■ **WHAT IS ASKED**: Return every entry exactly.

A run of records:
=-=-=-=-=
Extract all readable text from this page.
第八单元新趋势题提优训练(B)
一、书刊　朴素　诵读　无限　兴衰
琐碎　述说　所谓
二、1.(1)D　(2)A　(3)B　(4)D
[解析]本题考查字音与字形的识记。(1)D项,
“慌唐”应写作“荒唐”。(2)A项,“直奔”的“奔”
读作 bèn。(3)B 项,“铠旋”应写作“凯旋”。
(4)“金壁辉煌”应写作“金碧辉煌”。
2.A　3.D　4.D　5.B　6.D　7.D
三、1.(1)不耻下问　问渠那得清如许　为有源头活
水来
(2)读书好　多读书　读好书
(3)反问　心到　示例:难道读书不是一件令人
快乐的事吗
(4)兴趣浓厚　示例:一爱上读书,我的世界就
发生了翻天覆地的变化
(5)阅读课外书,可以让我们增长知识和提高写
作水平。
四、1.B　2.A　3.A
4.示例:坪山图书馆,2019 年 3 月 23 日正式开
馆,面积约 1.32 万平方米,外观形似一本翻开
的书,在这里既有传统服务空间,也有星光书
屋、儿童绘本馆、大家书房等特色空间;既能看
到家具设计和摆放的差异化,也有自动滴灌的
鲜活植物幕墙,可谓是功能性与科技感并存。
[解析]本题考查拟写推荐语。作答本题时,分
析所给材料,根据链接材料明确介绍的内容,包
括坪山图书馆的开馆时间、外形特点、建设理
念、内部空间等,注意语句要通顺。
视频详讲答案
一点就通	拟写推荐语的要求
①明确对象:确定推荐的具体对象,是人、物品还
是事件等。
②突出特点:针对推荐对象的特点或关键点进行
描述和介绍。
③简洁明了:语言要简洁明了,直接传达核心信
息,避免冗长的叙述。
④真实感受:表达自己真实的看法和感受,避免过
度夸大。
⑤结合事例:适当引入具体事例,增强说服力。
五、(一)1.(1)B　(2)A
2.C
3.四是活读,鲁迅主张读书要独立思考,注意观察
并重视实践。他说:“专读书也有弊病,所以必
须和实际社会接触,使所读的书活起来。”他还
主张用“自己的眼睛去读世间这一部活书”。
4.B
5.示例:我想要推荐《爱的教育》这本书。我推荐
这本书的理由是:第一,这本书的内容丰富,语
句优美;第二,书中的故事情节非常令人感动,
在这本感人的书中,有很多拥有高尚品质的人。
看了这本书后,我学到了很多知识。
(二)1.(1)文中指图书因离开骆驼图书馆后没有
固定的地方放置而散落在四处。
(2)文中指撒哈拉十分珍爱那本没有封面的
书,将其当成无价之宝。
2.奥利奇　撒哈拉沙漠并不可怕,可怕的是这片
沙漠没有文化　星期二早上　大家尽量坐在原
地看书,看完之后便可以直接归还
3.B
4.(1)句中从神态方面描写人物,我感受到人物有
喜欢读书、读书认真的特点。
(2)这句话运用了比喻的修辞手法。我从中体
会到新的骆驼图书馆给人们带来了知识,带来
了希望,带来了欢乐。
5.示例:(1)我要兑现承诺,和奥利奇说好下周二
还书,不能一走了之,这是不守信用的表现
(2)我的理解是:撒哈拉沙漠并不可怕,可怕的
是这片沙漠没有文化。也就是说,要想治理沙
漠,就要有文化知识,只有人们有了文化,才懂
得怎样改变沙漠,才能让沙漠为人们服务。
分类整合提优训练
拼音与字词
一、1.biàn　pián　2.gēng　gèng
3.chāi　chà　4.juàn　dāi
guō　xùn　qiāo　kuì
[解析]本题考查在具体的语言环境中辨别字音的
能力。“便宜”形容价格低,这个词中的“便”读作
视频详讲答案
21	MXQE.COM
=-=-=-=-=
■ **ANSWER TO THE EXERCISE**:
Extract all readable text from this page.
第八单元新趋势题提优训练(B)
一、书刊　朴素　诵读　无限　兴衰
琐碎　述说　所谓
二、1.(1)D　(2)A　(3)B　(4)D
[解析]本题考查字音与字形的识记。(1)D项,
“慌唐”应写作“荒唐”。(2)A项,“直奔”的“奔”
读作 bèn。(3)B 项,“铠旋”应写作“凯旋”。
(4)“金壁辉煌”应写作“金碧辉煌”。
2.A　3.D　4.D　5.B　6.D　7.D
三、1.(1)不耻下问　问渠那得清如许　为有源头活
水来
(2)读书好　多读书　读好书
(3)反问　心到　示例:难道读书不是一件令人
快乐的事吗
(4)兴趣浓厚　示例:一爱上读书,我的世界就
发生了翻天覆地的变化
(5)阅读课外书,可以让我们增长知识和提高写
作水平。
四、1.B　2.A　3.A
4.示例:坪山图书馆,2019 年 3 月 23 日正式开
馆,面积约 1.32 万平方米,外观形似一本翻开
的书,在这里既有传统服务空间,也有星光书
屋、儿童绘本馆、大家书房等特色空间;既能看
到家具设计和摆放的差异化,也有自动滴灌的
鲜活植物幕墙,可谓是功能性与科技感并存。
[解析]本题考查拟写推荐语。作答本题时,分
析所给材料,根据链接材料明确介绍的内容,包
括坪山图书馆的开馆时间、外形特点、建设理
念、内部空间等,注意语句要通顺。
视频详讲答案
一点就通	拟写推荐语的要求
①明确对象:确定推荐的具体对象,是人、物品还
是事件等。
②突出特点:针对推荐对象的特点或关键点进行
描述和介绍。
③简洁明了:语言要简洁明了,直接传达核心信
息,避免冗长的叙述。
④真实感受:表达自己真实的看法和感受,避免过
度夸大。
⑤结合事例:适当引入具体事例,增强说服力。
五、(一)1.(1)B　(2)A
2.C
3.四是活读,鲁迅主张读书要独立思考,注意观察
并重视实践。他说:“专读书也有弊病,所以必
须和实际社会接触,使所读的书活起来。”他还
主张用“自己的眼睛去读世间这一部活书”。
4.B
5.示例:我想要推荐《爱的教育》这本书。我推荐
这本书的理由是:第一,这本书的内容丰富,语
句优美;第二,书中的故事情节非常令人感动,
在这本感人的书中,有很多拥有高尚品质的人。
看了这本书后,我学到了很多知识。
(二)1.(1)文中指图书因离开骆驼图书馆后没有
固定的地方放置而散落在四处。
(2)文中指撒哈拉十分珍爱那本没有封面的
书,将其当成无价之宝。
2.奥利奇　撒哈拉沙漠并不可怕,可怕的是这片
沙漠没有文化　星期二早上　大家尽量坐在原
地看书,看完之后便可以直接归还
3.B
4.(1)句中从神态方面描写人物,我感受到人物有
喜欢读书、读书认真的特点。
(2)这句话运用了比喻的修辞手法。我从中体
会到新的骆驼图书馆给人们带来了知识,带来
了希望,带来了欢乐。
5.示例:(1)我要兑现承诺,和奥利奇说好下周二
还书,不能一走了之,这是不守信用的表现
(2)我的理解是:撒哈拉沙漠并不可怕,可怕的
是这片沙漠没有文化。也就是说,要想治理沙
漠,就要有文化知识,只有人们有了文化,才懂
得怎样改变沙漠,才能让沙漠为人们服务。
分类整合提优训练
拼音与字词
一、1.biàn　pián　2.gēng　gèng
3.chāi　chà　4.juàn　dāi
guō　xùn　qiāo　kuì
[解析]本题考查在具体的语言环境中辨别字音的
能力。“便宜”形容价格低,这个词中的“便”读作
视频详讲答案
21	MXQE.COM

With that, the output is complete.